The input:
_____
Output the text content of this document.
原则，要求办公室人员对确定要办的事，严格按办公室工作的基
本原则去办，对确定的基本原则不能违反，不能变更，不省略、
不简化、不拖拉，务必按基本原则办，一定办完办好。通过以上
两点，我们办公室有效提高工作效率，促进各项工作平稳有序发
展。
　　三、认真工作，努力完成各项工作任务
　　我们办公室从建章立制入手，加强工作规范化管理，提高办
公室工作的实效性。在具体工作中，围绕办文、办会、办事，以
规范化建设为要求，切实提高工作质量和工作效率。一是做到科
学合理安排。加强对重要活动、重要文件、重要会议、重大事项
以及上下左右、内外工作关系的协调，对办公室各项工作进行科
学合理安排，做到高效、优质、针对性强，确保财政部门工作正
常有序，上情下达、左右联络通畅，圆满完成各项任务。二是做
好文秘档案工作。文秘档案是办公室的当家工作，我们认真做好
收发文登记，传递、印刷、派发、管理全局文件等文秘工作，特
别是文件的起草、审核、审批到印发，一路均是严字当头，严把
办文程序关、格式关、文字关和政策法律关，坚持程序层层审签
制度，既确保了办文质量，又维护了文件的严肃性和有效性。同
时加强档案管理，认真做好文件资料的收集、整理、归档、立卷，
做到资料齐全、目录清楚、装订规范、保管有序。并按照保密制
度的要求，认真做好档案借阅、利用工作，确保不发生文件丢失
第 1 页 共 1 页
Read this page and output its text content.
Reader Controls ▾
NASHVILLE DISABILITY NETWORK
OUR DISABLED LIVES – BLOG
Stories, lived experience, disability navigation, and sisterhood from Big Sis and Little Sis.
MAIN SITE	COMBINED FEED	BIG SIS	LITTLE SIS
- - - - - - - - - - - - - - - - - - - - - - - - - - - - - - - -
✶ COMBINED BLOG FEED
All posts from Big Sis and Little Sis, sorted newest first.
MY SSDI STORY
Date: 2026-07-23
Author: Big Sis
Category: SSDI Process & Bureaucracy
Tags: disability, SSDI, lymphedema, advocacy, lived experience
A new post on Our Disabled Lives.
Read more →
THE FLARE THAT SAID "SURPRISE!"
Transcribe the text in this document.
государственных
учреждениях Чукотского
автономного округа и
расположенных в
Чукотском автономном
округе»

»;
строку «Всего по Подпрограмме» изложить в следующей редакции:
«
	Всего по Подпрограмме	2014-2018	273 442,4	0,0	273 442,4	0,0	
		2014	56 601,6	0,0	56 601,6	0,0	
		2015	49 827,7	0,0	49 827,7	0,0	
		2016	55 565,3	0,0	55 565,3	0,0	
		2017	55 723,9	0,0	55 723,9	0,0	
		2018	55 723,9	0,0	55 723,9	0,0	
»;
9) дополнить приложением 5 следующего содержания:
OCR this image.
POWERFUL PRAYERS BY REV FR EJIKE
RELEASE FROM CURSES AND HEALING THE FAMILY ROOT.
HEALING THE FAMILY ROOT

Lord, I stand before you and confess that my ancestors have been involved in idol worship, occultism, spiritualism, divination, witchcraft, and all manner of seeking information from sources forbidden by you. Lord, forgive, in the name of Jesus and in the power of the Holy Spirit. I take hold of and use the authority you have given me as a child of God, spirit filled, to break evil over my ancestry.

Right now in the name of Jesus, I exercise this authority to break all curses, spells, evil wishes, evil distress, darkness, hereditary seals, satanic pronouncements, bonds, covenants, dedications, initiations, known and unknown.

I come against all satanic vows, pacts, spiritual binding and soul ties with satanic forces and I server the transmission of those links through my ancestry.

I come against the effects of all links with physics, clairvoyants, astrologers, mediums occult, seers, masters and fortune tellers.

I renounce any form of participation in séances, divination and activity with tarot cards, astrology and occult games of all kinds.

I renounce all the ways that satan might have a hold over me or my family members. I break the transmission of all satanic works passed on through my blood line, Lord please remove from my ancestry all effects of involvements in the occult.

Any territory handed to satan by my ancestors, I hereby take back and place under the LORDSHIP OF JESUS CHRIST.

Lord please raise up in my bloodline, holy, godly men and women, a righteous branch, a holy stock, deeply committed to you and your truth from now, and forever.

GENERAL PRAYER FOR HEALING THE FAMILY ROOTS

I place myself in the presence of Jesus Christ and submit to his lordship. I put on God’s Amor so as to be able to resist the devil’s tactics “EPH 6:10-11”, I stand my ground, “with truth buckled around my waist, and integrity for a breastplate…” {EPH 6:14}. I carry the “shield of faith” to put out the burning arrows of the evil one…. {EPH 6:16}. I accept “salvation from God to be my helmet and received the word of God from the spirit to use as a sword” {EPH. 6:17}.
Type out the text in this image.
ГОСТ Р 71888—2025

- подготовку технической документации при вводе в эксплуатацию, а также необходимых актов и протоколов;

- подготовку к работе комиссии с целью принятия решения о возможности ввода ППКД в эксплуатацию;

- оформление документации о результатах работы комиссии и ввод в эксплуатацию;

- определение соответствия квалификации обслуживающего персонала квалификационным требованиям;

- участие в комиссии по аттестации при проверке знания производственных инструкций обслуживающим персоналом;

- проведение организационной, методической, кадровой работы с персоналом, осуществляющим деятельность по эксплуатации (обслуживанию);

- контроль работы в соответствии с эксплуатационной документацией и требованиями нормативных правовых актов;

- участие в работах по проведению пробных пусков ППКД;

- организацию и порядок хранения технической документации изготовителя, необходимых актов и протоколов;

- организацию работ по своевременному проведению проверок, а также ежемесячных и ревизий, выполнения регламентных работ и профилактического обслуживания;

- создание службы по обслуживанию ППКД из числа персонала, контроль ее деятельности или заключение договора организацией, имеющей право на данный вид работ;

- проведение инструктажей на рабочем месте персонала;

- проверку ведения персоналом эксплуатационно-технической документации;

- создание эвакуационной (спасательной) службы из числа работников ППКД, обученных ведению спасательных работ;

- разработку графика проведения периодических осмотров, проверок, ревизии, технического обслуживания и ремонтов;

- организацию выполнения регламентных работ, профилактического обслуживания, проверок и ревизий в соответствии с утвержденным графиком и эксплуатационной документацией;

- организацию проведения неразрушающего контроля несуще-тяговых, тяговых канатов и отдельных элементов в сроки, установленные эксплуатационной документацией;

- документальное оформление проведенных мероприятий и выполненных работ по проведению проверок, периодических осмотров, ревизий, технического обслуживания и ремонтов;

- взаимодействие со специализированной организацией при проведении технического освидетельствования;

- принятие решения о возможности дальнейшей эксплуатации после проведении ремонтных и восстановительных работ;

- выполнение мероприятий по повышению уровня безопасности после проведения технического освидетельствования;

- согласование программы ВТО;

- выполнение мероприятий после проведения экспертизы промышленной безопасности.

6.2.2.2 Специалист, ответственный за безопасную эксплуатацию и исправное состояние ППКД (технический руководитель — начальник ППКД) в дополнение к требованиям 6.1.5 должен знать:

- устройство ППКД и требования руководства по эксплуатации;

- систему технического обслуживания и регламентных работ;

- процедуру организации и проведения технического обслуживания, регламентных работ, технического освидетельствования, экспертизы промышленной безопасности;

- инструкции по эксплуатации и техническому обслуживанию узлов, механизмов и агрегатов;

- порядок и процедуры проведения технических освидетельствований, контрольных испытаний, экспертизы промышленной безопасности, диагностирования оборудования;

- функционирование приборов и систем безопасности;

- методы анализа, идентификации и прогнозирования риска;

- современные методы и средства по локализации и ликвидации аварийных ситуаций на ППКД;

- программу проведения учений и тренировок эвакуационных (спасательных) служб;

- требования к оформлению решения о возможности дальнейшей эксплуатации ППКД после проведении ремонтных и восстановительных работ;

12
_____
Instruction:
Check each line above for the string "BLOG", then copy the ones that have it.

Task result:
OUR DISABLED LIVES – BLOG
✶ COMBINED BLOG FEED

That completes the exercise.